- _Problem requirements_:
In the data that follows, count each line holding the string "xlabel"; answer with the number only.

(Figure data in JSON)
╔══

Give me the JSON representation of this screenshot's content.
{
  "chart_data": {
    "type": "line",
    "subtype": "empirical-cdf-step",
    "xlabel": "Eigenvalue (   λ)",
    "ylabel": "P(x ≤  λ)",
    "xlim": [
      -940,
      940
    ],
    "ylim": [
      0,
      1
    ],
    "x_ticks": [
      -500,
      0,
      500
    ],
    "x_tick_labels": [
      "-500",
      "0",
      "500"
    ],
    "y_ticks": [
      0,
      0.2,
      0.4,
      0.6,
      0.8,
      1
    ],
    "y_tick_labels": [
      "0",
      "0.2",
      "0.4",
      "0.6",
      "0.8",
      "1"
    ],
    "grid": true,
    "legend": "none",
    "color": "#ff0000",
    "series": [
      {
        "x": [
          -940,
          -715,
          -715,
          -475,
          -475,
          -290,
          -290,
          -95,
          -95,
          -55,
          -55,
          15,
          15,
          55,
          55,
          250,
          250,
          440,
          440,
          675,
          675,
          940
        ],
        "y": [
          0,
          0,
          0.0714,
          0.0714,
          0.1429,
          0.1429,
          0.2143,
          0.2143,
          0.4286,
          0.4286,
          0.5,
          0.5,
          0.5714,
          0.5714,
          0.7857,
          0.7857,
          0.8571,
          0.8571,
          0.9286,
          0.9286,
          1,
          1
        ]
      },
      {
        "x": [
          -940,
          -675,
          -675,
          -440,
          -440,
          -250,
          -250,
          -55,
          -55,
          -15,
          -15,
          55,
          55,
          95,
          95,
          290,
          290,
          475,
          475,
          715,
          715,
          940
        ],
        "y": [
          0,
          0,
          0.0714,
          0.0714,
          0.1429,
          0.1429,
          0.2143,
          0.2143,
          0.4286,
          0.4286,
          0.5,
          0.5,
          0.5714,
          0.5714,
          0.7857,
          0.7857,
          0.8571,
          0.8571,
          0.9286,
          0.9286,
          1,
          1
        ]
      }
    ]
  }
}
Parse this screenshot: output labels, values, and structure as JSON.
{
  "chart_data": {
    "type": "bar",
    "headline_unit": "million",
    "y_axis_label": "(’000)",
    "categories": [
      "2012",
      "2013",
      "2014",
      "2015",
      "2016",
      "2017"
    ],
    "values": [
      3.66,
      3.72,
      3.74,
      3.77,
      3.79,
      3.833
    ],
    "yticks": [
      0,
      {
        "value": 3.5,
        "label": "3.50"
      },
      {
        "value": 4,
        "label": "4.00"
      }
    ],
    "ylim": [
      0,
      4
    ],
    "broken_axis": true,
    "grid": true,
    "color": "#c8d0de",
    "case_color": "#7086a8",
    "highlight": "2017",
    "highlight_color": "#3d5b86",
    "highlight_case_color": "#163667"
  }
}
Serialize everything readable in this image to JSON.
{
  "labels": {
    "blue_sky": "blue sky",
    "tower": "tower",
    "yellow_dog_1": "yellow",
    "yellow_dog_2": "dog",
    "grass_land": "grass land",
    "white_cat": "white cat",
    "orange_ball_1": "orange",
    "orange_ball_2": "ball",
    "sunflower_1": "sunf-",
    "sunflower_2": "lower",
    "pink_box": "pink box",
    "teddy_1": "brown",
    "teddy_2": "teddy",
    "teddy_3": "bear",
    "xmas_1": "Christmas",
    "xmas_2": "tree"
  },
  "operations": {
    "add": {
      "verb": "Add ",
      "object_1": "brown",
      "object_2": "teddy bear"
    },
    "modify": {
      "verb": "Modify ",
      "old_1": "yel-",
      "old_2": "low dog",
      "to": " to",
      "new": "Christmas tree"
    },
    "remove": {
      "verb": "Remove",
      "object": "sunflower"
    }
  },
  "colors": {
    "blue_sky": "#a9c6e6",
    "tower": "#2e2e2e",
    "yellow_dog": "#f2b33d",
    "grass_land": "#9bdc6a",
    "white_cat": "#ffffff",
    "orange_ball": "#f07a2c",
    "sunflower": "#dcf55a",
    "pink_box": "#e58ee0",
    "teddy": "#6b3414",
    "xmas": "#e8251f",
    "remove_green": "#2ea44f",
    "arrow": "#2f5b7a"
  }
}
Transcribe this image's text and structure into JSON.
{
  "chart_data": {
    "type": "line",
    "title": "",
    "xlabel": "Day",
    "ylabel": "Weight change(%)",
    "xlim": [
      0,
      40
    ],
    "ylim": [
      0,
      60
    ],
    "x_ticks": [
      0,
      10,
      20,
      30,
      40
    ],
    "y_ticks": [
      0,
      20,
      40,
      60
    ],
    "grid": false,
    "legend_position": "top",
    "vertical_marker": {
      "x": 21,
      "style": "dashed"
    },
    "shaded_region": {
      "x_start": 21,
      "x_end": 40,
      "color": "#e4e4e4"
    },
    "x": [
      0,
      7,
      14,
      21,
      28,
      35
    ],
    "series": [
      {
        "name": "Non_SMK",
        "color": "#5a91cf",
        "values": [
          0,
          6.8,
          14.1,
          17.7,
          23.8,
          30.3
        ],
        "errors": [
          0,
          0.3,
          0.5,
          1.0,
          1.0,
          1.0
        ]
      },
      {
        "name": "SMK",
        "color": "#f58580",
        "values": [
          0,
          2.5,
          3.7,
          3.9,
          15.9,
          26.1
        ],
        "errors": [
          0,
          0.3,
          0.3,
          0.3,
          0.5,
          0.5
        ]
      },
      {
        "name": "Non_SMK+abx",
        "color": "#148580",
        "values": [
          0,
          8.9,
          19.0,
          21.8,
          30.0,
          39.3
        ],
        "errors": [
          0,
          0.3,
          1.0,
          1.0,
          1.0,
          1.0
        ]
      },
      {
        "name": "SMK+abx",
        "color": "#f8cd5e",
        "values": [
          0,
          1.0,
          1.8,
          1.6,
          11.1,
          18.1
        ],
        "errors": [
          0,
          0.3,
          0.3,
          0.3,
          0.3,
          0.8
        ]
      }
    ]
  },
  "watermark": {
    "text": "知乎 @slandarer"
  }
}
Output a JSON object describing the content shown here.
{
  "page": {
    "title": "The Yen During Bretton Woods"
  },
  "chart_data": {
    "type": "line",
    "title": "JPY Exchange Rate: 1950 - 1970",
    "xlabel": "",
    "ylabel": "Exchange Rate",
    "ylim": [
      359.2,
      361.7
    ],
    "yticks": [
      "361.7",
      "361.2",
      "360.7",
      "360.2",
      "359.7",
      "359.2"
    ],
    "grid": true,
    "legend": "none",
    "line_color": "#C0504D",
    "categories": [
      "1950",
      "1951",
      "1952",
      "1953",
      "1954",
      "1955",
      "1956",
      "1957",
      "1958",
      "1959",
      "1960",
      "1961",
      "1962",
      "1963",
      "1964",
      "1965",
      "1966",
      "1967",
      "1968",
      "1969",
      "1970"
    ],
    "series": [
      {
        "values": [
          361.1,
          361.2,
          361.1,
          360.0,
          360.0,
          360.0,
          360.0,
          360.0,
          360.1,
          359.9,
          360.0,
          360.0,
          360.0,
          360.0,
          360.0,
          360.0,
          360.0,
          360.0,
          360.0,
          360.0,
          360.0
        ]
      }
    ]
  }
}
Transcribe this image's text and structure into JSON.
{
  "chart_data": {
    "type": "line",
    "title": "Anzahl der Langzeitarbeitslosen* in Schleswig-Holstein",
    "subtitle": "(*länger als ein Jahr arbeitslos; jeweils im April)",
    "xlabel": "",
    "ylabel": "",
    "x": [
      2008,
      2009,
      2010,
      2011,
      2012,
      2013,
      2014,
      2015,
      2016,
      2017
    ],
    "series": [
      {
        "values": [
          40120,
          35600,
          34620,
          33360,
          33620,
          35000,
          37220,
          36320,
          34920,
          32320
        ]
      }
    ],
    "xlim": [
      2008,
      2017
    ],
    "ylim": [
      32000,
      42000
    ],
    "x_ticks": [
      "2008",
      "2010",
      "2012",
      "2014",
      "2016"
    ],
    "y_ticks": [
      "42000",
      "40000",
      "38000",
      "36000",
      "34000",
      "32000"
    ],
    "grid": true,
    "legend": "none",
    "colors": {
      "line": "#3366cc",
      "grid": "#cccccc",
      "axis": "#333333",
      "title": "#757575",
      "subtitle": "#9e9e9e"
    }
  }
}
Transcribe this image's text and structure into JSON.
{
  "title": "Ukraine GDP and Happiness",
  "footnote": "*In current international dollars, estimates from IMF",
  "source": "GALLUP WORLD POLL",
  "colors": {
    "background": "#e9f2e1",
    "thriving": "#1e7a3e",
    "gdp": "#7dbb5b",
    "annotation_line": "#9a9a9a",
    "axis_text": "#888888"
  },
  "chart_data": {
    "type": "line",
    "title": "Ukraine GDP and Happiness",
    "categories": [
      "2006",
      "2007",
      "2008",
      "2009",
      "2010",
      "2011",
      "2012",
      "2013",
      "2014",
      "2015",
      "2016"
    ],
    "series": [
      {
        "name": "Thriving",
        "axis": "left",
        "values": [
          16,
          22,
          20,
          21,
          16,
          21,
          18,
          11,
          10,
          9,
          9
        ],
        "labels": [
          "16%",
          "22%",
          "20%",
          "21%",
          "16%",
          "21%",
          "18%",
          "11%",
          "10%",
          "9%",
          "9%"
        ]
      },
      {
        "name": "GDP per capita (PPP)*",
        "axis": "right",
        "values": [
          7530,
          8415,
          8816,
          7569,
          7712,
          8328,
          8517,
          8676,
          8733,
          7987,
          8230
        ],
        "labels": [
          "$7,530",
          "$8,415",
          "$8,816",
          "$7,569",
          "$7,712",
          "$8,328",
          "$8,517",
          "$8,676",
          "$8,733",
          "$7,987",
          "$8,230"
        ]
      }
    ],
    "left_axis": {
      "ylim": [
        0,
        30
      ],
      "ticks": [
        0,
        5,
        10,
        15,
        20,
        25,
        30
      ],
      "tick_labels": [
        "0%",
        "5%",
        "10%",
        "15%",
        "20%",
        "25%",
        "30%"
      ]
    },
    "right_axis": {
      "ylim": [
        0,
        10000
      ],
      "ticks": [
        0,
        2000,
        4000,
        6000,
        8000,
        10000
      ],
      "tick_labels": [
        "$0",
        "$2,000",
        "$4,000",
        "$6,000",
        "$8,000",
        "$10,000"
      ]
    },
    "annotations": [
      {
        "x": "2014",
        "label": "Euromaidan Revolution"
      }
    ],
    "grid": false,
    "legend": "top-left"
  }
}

╚══

- _Exercise answer_:
4